--- START OF Raw data ---

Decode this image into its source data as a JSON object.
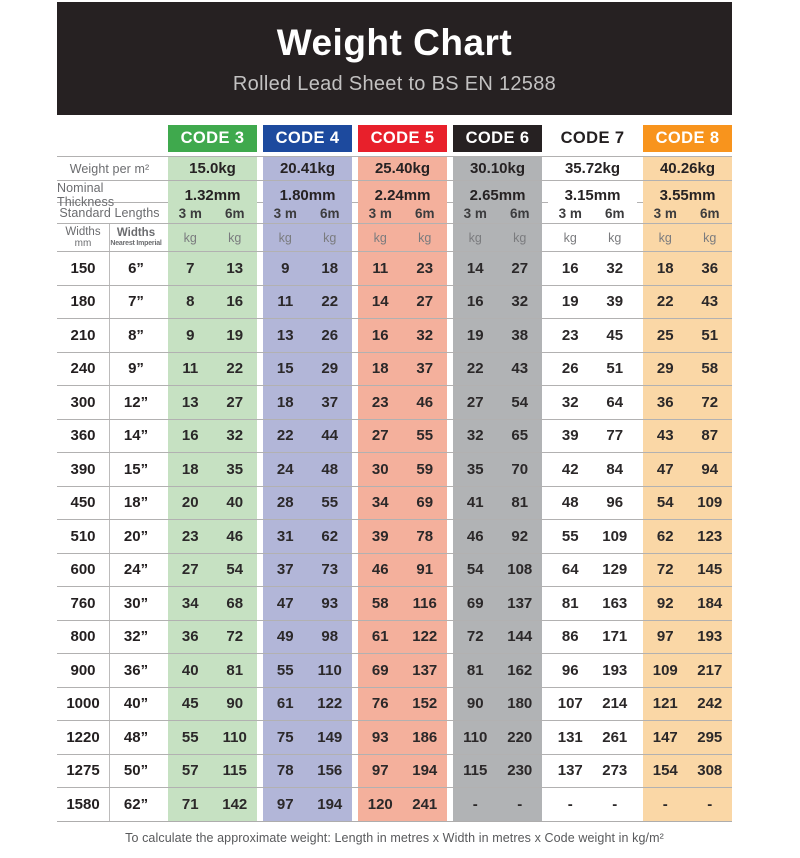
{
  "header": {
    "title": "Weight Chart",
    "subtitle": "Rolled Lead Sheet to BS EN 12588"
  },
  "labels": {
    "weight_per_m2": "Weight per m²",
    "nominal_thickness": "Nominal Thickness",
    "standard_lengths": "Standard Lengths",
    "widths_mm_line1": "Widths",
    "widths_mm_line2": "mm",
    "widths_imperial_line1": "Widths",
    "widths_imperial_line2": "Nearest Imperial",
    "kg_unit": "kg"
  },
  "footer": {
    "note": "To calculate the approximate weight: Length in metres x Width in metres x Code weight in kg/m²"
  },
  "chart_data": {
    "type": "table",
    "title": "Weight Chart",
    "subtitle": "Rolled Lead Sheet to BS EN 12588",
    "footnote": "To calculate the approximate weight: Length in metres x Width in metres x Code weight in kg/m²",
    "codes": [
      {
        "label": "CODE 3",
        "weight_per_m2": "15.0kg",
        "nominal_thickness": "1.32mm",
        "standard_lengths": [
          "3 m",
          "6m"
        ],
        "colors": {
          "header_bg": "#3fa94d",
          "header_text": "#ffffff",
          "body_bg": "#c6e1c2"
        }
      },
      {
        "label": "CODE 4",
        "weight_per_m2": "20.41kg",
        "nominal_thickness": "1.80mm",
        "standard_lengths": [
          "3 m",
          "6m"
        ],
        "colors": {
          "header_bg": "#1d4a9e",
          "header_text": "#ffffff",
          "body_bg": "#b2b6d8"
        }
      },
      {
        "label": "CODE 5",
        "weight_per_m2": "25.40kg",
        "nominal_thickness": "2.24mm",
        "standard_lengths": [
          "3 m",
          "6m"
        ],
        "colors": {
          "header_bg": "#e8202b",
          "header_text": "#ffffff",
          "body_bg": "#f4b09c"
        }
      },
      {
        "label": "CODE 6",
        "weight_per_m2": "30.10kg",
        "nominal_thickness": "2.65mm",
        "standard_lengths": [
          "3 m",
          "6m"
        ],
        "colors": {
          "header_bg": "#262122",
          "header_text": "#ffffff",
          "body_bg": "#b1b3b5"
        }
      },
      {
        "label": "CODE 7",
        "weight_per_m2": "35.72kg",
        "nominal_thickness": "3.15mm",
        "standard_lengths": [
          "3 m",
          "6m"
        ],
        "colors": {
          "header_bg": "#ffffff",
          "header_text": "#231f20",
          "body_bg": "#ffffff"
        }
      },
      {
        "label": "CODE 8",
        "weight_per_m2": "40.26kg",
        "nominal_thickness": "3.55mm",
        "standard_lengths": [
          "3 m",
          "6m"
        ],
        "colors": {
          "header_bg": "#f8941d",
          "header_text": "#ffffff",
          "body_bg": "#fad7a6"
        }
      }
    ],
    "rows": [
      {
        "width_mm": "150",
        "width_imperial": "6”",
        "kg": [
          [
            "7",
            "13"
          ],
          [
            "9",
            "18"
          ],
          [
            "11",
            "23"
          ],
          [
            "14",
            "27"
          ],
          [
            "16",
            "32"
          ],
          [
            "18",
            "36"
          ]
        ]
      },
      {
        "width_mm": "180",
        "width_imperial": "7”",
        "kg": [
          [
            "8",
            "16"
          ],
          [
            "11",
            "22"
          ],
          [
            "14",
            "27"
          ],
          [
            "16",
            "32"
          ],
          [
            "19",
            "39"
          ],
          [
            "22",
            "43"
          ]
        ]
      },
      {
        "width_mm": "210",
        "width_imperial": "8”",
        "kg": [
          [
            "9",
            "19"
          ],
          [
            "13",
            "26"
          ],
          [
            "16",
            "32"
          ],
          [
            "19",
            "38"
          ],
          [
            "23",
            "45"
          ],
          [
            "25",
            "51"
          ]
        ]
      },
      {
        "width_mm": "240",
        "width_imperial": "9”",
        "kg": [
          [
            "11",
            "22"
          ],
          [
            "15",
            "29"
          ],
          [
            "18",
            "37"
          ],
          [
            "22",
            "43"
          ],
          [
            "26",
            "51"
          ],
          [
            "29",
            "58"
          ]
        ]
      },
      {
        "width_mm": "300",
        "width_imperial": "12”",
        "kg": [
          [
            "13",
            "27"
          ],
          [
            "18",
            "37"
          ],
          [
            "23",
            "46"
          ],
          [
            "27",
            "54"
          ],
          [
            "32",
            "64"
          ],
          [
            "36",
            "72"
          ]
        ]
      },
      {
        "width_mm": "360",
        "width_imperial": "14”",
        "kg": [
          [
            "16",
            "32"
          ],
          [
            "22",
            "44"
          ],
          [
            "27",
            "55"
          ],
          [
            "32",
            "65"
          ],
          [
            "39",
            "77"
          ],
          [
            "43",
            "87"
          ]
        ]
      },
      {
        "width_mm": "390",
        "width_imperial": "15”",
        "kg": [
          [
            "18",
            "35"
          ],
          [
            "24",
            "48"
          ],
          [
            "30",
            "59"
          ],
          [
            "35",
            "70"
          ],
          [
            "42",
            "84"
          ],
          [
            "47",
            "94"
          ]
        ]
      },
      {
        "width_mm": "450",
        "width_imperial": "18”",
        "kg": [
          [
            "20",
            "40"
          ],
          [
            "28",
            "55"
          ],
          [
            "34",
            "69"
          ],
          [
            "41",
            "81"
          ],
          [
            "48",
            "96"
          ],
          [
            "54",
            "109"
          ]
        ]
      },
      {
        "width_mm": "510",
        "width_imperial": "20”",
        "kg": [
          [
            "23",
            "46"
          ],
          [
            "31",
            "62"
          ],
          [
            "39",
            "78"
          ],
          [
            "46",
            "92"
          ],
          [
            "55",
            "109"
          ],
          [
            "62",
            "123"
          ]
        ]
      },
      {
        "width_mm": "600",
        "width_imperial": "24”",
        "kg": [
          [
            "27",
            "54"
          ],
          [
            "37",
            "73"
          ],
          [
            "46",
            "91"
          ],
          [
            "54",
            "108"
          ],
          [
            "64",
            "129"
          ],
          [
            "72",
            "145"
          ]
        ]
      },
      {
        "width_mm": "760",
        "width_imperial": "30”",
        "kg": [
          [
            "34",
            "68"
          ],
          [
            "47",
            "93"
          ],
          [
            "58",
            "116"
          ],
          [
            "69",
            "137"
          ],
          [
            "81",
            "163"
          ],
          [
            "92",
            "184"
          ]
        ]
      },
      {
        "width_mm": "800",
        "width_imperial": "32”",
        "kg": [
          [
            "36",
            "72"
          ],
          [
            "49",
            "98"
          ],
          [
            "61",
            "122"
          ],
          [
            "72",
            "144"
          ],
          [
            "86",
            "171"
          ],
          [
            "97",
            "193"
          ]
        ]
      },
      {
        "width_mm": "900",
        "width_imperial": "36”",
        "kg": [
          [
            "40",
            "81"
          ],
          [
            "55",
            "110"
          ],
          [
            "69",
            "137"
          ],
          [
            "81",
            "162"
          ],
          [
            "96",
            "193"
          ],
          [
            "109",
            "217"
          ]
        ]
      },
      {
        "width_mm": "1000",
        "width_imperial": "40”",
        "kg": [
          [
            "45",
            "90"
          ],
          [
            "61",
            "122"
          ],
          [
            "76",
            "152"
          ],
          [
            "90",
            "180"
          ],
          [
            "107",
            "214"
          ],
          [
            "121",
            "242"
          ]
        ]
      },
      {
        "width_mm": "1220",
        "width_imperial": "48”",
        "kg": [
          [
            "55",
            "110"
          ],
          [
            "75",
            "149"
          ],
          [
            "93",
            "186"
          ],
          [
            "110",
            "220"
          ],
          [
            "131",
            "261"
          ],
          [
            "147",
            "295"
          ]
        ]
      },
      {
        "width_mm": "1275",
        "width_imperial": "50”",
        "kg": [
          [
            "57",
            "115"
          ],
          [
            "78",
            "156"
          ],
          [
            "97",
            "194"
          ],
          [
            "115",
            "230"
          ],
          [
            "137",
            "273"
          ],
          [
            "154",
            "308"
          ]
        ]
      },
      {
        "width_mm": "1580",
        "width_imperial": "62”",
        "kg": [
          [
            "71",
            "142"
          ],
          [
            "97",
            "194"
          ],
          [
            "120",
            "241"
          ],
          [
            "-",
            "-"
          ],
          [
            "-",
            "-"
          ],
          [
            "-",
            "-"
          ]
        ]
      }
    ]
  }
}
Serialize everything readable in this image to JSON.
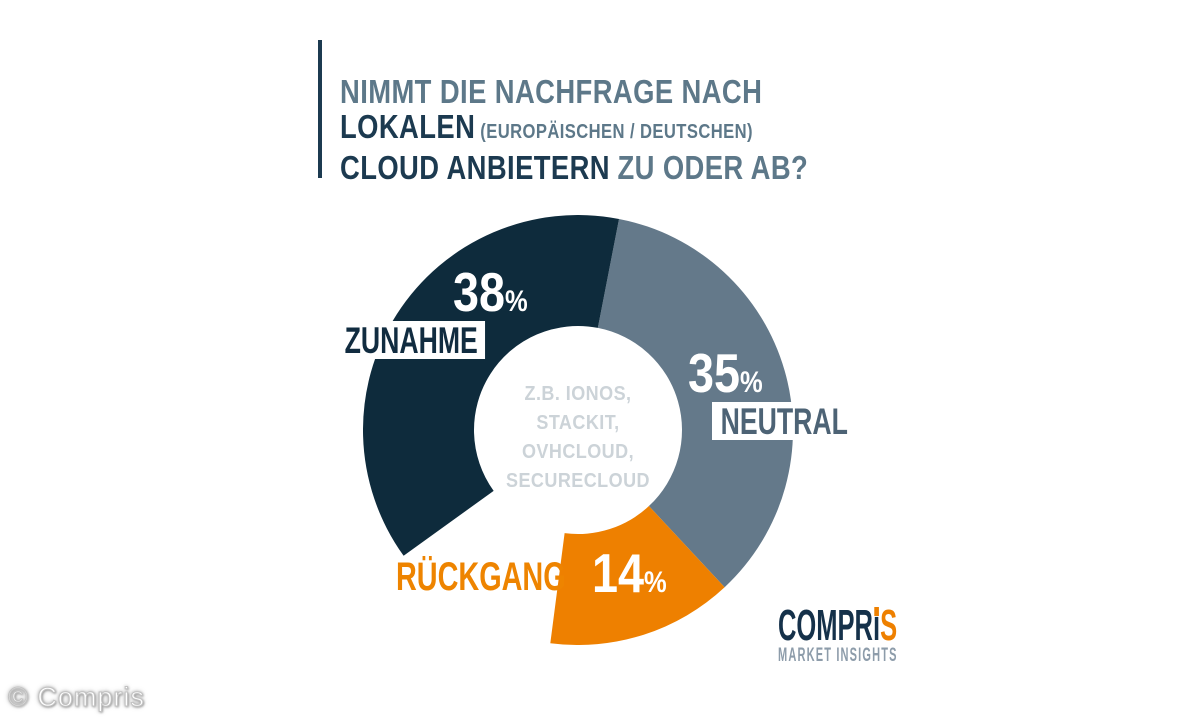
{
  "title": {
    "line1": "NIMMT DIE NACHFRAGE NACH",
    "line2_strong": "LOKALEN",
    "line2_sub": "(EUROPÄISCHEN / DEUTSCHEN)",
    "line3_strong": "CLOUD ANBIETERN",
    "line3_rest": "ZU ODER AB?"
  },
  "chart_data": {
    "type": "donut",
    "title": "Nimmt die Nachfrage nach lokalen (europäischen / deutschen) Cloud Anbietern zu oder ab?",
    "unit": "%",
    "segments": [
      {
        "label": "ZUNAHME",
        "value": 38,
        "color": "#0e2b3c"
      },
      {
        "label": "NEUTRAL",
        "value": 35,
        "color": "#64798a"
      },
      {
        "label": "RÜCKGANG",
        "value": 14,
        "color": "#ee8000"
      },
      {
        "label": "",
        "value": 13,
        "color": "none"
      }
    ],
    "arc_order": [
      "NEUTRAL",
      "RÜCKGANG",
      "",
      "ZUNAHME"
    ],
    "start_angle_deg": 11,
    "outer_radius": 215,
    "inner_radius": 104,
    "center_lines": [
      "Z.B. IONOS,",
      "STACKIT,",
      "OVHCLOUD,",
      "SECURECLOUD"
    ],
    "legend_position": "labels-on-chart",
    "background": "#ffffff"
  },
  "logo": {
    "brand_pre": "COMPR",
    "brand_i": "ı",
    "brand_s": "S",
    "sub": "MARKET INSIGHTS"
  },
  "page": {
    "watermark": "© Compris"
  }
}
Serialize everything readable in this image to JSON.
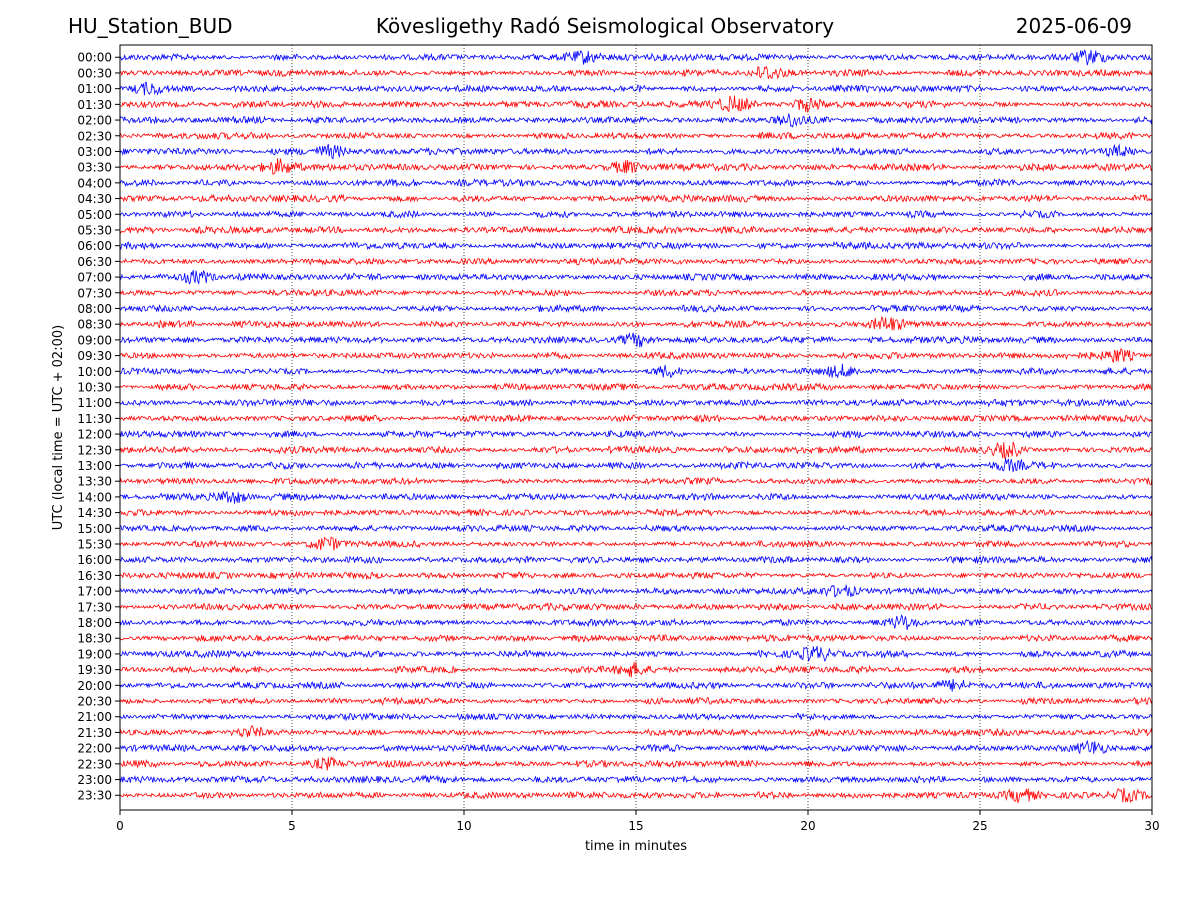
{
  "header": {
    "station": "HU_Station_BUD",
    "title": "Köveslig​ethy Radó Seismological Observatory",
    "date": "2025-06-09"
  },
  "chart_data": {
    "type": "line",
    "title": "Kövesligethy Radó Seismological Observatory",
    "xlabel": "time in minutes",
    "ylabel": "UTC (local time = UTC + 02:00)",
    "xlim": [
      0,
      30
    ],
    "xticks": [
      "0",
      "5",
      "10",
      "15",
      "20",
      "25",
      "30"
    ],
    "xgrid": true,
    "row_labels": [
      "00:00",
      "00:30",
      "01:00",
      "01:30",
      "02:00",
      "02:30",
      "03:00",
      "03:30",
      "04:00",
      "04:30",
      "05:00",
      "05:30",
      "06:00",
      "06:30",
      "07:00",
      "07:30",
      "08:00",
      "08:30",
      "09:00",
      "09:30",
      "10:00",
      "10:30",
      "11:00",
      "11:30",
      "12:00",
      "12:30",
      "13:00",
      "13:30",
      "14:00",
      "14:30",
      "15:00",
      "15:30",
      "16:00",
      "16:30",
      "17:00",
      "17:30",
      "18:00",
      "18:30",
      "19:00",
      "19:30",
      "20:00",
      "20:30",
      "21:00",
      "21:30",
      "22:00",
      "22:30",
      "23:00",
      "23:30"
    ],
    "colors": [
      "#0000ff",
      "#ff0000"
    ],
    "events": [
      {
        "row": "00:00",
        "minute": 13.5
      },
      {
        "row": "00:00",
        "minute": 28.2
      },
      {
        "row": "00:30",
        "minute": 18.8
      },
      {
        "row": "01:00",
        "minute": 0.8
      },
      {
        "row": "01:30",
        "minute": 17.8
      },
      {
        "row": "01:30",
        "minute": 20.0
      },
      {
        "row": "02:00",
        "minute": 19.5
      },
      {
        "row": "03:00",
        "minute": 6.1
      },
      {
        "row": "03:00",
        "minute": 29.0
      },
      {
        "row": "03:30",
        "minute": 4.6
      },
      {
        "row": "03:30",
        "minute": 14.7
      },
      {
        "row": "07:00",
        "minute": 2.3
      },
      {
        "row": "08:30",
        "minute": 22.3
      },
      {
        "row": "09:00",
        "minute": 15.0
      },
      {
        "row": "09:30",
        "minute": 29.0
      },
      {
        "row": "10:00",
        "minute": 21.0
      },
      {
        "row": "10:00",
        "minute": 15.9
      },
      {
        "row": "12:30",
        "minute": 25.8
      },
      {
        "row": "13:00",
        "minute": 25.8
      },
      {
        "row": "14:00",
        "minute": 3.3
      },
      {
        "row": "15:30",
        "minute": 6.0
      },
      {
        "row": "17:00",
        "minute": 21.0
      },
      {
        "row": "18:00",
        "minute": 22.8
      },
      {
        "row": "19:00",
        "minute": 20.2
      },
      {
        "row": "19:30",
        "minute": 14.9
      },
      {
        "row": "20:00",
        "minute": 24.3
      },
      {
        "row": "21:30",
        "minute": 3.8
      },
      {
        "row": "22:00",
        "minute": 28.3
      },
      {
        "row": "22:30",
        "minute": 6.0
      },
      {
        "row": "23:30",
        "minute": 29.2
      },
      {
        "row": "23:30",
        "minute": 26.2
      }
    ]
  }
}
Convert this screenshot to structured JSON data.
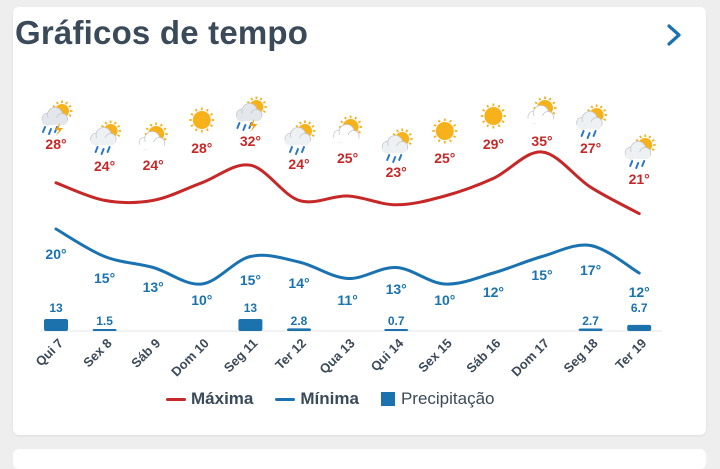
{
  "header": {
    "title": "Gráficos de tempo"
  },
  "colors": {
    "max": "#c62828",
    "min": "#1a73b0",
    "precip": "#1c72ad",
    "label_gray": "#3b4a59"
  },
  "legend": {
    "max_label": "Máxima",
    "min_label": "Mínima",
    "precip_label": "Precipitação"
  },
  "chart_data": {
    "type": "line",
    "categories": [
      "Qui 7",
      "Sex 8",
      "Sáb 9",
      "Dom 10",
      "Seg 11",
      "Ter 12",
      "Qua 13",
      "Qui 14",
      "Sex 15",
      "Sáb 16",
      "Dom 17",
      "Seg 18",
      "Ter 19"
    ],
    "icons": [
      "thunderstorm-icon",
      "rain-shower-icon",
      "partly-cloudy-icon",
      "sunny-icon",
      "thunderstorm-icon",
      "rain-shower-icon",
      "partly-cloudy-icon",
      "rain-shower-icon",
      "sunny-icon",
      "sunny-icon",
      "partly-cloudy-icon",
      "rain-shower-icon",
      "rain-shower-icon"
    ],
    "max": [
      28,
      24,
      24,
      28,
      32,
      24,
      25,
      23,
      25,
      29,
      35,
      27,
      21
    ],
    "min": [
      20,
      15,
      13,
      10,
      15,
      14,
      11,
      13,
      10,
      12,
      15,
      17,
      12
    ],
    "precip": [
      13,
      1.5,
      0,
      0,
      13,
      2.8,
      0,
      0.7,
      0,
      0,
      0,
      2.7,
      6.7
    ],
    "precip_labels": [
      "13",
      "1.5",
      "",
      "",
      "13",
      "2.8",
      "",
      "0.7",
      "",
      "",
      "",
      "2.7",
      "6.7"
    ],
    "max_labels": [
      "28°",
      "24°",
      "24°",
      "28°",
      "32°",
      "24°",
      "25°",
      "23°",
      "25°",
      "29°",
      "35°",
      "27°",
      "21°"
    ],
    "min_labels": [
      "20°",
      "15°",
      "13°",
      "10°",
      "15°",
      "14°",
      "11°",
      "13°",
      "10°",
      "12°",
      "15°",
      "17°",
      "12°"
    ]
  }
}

--- END OF Raw data ---

**What is needed:** In the entries above, how many lines hold the word "calculate"? State the number and nothing else.

**Solution:** 2